-- BEGIN THE INPUT --

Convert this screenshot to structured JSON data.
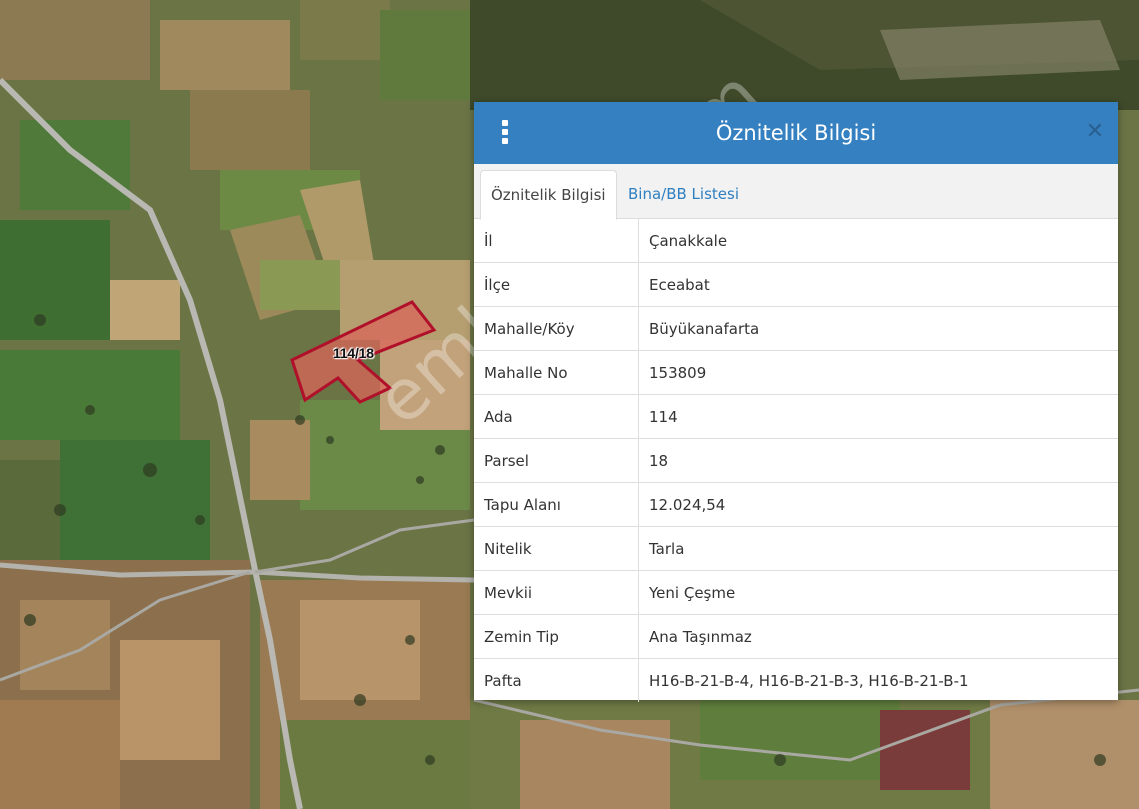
{
  "map": {
    "parcel_label": "114/18",
    "watermark": "emlakjet.com"
  },
  "panel": {
    "title": "Öznitelik Bilgisi",
    "menu_icon": "vertical-dots-icon",
    "close_icon": "close-icon",
    "tabs": [
      {
        "label": "Öznitelik Bilgisi",
        "active": true
      },
      {
        "label": "Bina/BB Listesi",
        "active": false
      }
    ],
    "rows": [
      {
        "key": "İl",
        "value": "Çanakkale"
      },
      {
        "key": "İlçe",
        "value": "Eceabat"
      },
      {
        "key": "Mahalle/Köy",
        "value": "Büyükanafarta"
      },
      {
        "key": "Mahalle No",
        "value": "153809"
      },
      {
        "key": "Ada",
        "value": "114"
      },
      {
        "key": "Parsel",
        "value": "18"
      },
      {
        "key": "Tapu Alanı",
        "value": "12.024,54"
      },
      {
        "key": "Nitelik",
        "value": "Tarla"
      },
      {
        "key": "Mevkii",
        "value": "Yeni Çeşme"
      },
      {
        "key": "Zemin Tip",
        "value": "Ana Taşınmaz"
      },
      {
        "key": "Pafta",
        "value": "H16-B-21-B-4, H16-B-21-B-3, H16-B-21-B-1"
      }
    ]
  },
  "colors": {
    "header": "#3580c1",
    "link": "#2f7fc0",
    "parcel_outline": "#b0102a",
    "parcel_fill": "#d9665a"
  }
}
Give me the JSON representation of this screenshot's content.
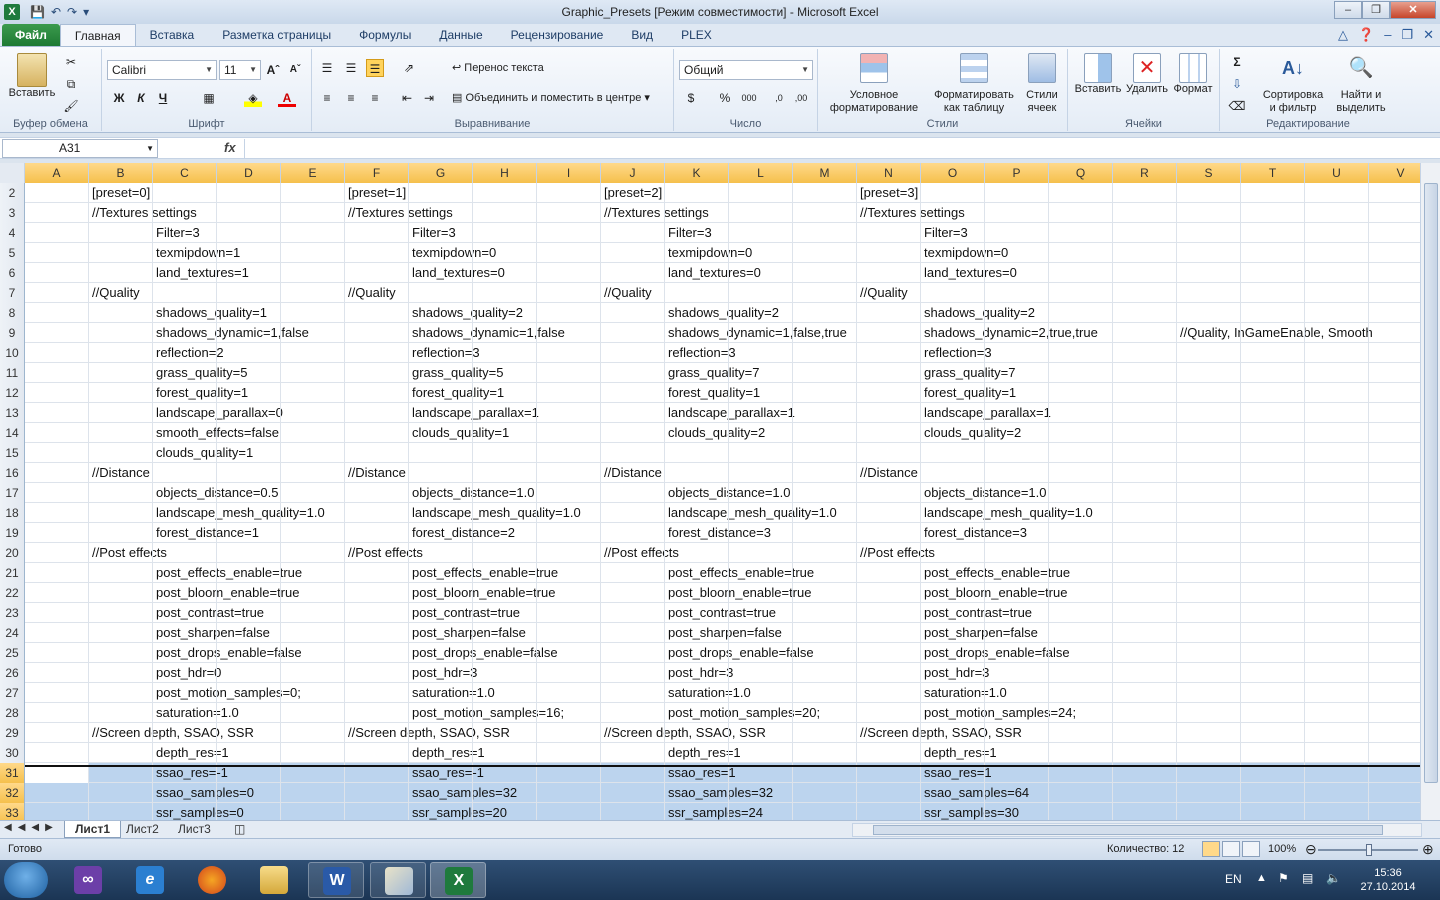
{
  "window": {
    "title": "Graphic_Presets  [Режим совместимости]  -  Microsoft Excel"
  },
  "ribbon_tabs": [
    "Файл",
    "Главная",
    "Вставка",
    "Разметка страницы",
    "Формулы",
    "Данные",
    "Рецензирование",
    "Вид",
    "PLEX"
  ],
  "ribbon": {
    "clipboard": {
      "paste": "Вставить",
      "label": "Буфер обмена"
    },
    "font": {
      "name": "Calibri",
      "size": "11",
      "label": "Шрифт"
    },
    "alignment": {
      "wrap": "Перенос текста",
      "merge": "Объединить и поместить в центре",
      "label": "Выравнивание"
    },
    "number": {
      "format": "Общий",
      "label": "Число"
    },
    "styles": {
      "conditional": "Условное форматирование",
      "as_table": "Форматировать как таблицу",
      "cell_styles": "Стили ячеек",
      "label": "Стили"
    },
    "cells": {
      "insert": "Вставить",
      "delete": "Удалить",
      "format": "Формат",
      "label": "Ячейки"
    },
    "editing": {
      "sort": "Сортировка и фильтр",
      "find": "Найти и выделить",
      "label": "Редактирование"
    }
  },
  "formula_bar": {
    "name_box": "A31",
    "fx": "fx",
    "formula": ""
  },
  "columns": [
    "A",
    "B",
    "C",
    "D",
    "E",
    "F",
    "G",
    "H",
    "I",
    "J",
    "K",
    "L",
    "M",
    "N",
    "O",
    "P",
    "Q",
    "R",
    "S",
    "T",
    "U",
    "V"
  ],
  "rows": [
    {
      "n": "2",
      "cells": [
        {
          "c": "B",
          "v": "[preset=0]"
        },
        {
          "c": "F",
          "v": "[preset=1]"
        },
        {
          "c": "J",
          "v": "[preset=2]"
        },
        {
          "c": "N",
          "v": "[preset=3]"
        }
      ]
    },
    {
      "n": "3",
      "cells": [
        {
          "c": "B",
          "v": "//Textures settings"
        },
        {
          "c": "F",
          "v": "//Textures settings"
        },
        {
          "c": "J",
          "v": "//Textures settings"
        },
        {
          "c": "N",
          "v": "//Textures settings"
        }
      ]
    },
    {
      "n": "4",
      "cells": [
        {
          "c": "C",
          "v": "Filter=3"
        },
        {
          "c": "G",
          "v": "Filter=3"
        },
        {
          "c": "K",
          "v": "Filter=3"
        },
        {
          "c": "O",
          "v": "Filter=3"
        }
      ]
    },
    {
      "n": "5",
      "cells": [
        {
          "c": "C",
          "v": "texmipdown=1"
        },
        {
          "c": "G",
          "v": "texmipdown=0"
        },
        {
          "c": "K",
          "v": "texmipdown=0"
        },
        {
          "c": "O",
          "v": "texmipdown=0"
        }
      ]
    },
    {
      "n": "6",
      "cells": [
        {
          "c": "C",
          "v": "land_textures=1"
        },
        {
          "c": "G",
          "v": "land_textures=0"
        },
        {
          "c": "K",
          "v": "land_textures=0"
        },
        {
          "c": "O",
          "v": "land_textures=0"
        }
      ]
    },
    {
      "n": "7",
      "cells": [
        {
          "c": "B",
          "v": "//Quality"
        },
        {
          "c": "F",
          "v": "//Quality"
        },
        {
          "c": "J",
          "v": "//Quality"
        },
        {
          "c": "N",
          "v": "//Quality"
        }
      ]
    },
    {
      "n": "8",
      "cells": [
        {
          "c": "C",
          "v": "shadows_quality=1"
        },
        {
          "c": "G",
          "v": "shadows_quality=2"
        },
        {
          "c": "K",
          "v": "shadows_quality=2"
        },
        {
          "c": "O",
          "v": "shadows_quality=2"
        }
      ]
    },
    {
      "n": "9",
      "cells": [
        {
          "c": "C",
          "v": "shadows_dynamic=1,false"
        },
        {
          "c": "G",
          "v": "shadows_dynamic=1,false"
        },
        {
          "c": "K",
          "v": "shadows_dynamic=1,false,true"
        },
        {
          "c": "O",
          "v": "shadows_dynamic=2,true,true"
        },
        {
          "c": "S",
          "v": "//Quality, InGameEnable, Smooth"
        }
      ]
    },
    {
      "n": "10",
      "cells": [
        {
          "c": "C",
          "v": "reflection=2"
        },
        {
          "c": "G",
          "v": "reflection=3"
        },
        {
          "c": "K",
          "v": "reflection=3"
        },
        {
          "c": "O",
          "v": "reflection=3"
        }
      ]
    },
    {
      "n": "11",
      "cells": [
        {
          "c": "C",
          "v": "grass_quality=5"
        },
        {
          "c": "G",
          "v": "grass_quality=5"
        },
        {
          "c": "K",
          "v": "grass_quality=7"
        },
        {
          "c": "O",
          "v": "grass_quality=7"
        }
      ]
    },
    {
      "n": "12",
      "cells": [
        {
          "c": "C",
          "v": "forest_quality=1"
        },
        {
          "c": "G",
          "v": "forest_quality=1"
        },
        {
          "c": "K",
          "v": "forest_quality=1"
        },
        {
          "c": "O",
          "v": "forest_quality=1"
        }
      ]
    },
    {
      "n": "13",
      "cells": [
        {
          "c": "C",
          "v": "landscape_parallax=0"
        },
        {
          "c": "G",
          "v": "landscape_parallax=1"
        },
        {
          "c": "K",
          "v": "landscape_parallax=1"
        },
        {
          "c": "O",
          "v": "landscape_parallax=1"
        }
      ]
    },
    {
      "n": "14",
      "cells": [
        {
          "c": "C",
          "v": "smooth_effects=false"
        },
        {
          "c": "G",
          "v": "clouds_quality=1"
        },
        {
          "c": "K",
          "v": "clouds_quality=2"
        },
        {
          "c": "O",
          "v": "clouds_quality=2"
        }
      ]
    },
    {
      "n": "15",
      "cells": [
        {
          "c": "C",
          "v": "clouds_quality=1"
        }
      ]
    },
    {
      "n": "16",
      "cells": [
        {
          "c": "B",
          "v": "//Distance"
        },
        {
          "c": "F",
          "v": "//Distance"
        },
        {
          "c": "J",
          "v": "//Distance"
        },
        {
          "c": "N",
          "v": "//Distance"
        }
      ]
    },
    {
      "n": "17",
      "cells": [
        {
          "c": "C",
          "v": "objects_distance=0.5"
        },
        {
          "c": "G",
          "v": "objects_distance=1.0"
        },
        {
          "c": "K",
          "v": "objects_distance=1.0"
        },
        {
          "c": "O",
          "v": "objects_distance=1.0"
        }
      ]
    },
    {
      "n": "18",
      "cells": [
        {
          "c": "C",
          "v": "landscape_mesh_quality=1.0"
        },
        {
          "c": "G",
          "v": "landscape_mesh_quality=1.0"
        },
        {
          "c": "K",
          "v": "landscape_mesh_quality=1.0"
        },
        {
          "c": "O",
          "v": "landscape_mesh_quality=1.0"
        }
      ]
    },
    {
      "n": "19",
      "cells": [
        {
          "c": "C",
          "v": "forest_distance=1"
        },
        {
          "c": "G",
          "v": "forest_distance=2"
        },
        {
          "c": "K",
          "v": "forest_distance=3"
        },
        {
          "c": "O",
          "v": "forest_distance=3"
        }
      ]
    },
    {
      "n": "20",
      "cells": [
        {
          "c": "B",
          "v": "//Post effects"
        },
        {
          "c": "F",
          "v": "//Post effects"
        },
        {
          "c": "J",
          "v": "//Post effects"
        },
        {
          "c": "N",
          "v": "//Post effects"
        }
      ]
    },
    {
      "n": "21",
      "cells": [
        {
          "c": "C",
          "v": "post_effects_enable=true"
        },
        {
          "c": "G",
          "v": "post_effects_enable=true"
        },
        {
          "c": "K",
          "v": "post_effects_enable=true"
        },
        {
          "c": "O",
          "v": "post_effects_enable=true"
        }
      ]
    },
    {
      "n": "22",
      "cells": [
        {
          "c": "C",
          "v": "post_bloom_enable=true"
        },
        {
          "c": "G",
          "v": "post_bloom_enable=true"
        },
        {
          "c": "K",
          "v": "post_bloom_enable=true"
        },
        {
          "c": "O",
          "v": "post_bloom_enable=true"
        }
      ]
    },
    {
      "n": "23",
      "cells": [
        {
          "c": "C",
          "v": "post_contrast=true"
        },
        {
          "c": "G",
          "v": "post_contrast=true"
        },
        {
          "c": "K",
          "v": "post_contrast=true"
        },
        {
          "c": "O",
          "v": "post_contrast=true"
        }
      ]
    },
    {
      "n": "24",
      "cells": [
        {
          "c": "C",
          "v": "post_sharpen=false"
        },
        {
          "c": "G",
          "v": "post_sharpen=false"
        },
        {
          "c": "K",
          "v": "post_sharpen=false"
        },
        {
          "c": "O",
          "v": "post_sharpen=false"
        }
      ]
    },
    {
      "n": "25",
      "cells": [
        {
          "c": "C",
          "v": "post_drops_enable=false"
        },
        {
          "c": "G",
          "v": "post_drops_enable=false"
        },
        {
          "c": "K",
          "v": "post_drops_enable=false"
        },
        {
          "c": "O",
          "v": "post_drops_enable=false"
        }
      ]
    },
    {
      "n": "26",
      "cells": [
        {
          "c": "C",
          "v": "post_hdr=0"
        },
        {
          "c": "G",
          "v": "post_hdr=3"
        },
        {
          "c": "K",
          "v": "post_hdr=3"
        },
        {
          "c": "O",
          "v": "post_hdr=3"
        }
      ]
    },
    {
      "n": "27",
      "cells": [
        {
          "c": "C",
          "v": "post_motion_samples=0;"
        },
        {
          "c": "G",
          "v": "saturation=1.0"
        },
        {
          "c": "K",
          "v": "saturation=1.0"
        },
        {
          "c": "O",
          "v": "saturation=1.0"
        }
      ]
    },
    {
      "n": "28",
      "cells": [
        {
          "c": "C",
          "v": "saturation=1.0"
        },
        {
          "c": "G",
          "v": "post_motion_samples=16;"
        },
        {
          "c": "K",
          "v": "post_motion_samples=20;"
        },
        {
          "c": "O",
          "v": "post_motion_samples=24;"
        }
      ]
    },
    {
      "n": "29",
      "cells": [
        {
          "c": "B",
          "v": "//Screen depth, SSAO, SSR"
        },
        {
          "c": "F",
          "v": "//Screen depth, SSAO, SSR"
        },
        {
          "c": "J",
          "v": "//Screen depth, SSAO, SSR"
        },
        {
          "c": "N",
          "v": "//Screen depth, SSAO, SSR"
        }
      ]
    },
    {
      "n": "30",
      "cells": [
        {
          "c": "C",
          "v": "depth_res=1"
        },
        {
          "c": "G",
          "v": "depth_res=1"
        },
        {
          "c": "K",
          "v": "depth_res=1"
        },
        {
          "c": "O",
          "v": "depth_res=1"
        }
      ]
    },
    {
      "n": "31",
      "sel": true,
      "cells": [
        {
          "c": "C",
          "v": "ssao_res=-1"
        },
        {
          "c": "G",
          "v": "ssao_res=-1"
        },
        {
          "c": "K",
          "v": "ssao_res=1"
        },
        {
          "c": "O",
          "v": "ssao_res=1"
        }
      ]
    },
    {
      "n": "32",
      "sel": true,
      "cells": [
        {
          "c": "C",
          "v": "ssao_samples=0"
        },
        {
          "c": "G",
          "v": "ssao_samples=32"
        },
        {
          "c": "K",
          "v": "ssao_samples=32"
        },
        {
          "c": "O",
          "v": "ssao_samples=64"
        }
      ]
    },
    {
      "n": "33",
      "sel": true,
      "cells": [
        {
          "c": "C",
          "v": "ssr_samples=0"
        },
        {
          "c": "G",
          "v": "ssr_samples=20"
        },
        {
          "c": "K",
          "v": "ssr_samples=24"
        },
        {
          "c": "O",
          "v": "ssr_samples=30"
        }
      ]
    }
  ],
  "sheets": [
    "Лист1",
    "Лист2",
    "Лист3"
  ],
  "status": {
    "ready": "Готово",
    "count": "Количество: 12",
    "zoom": "100%"
  },
  "taskbar": {
    "lang": "EN",
    "time": "15:36",
    "date": "27.10.2014"
  }
}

-- END THE INPUT --

Each line above that holds the string "this" should be copied and shown.

Convert this screenshot to structured JSON data.
Give me the JSON representation of this screenshot's content.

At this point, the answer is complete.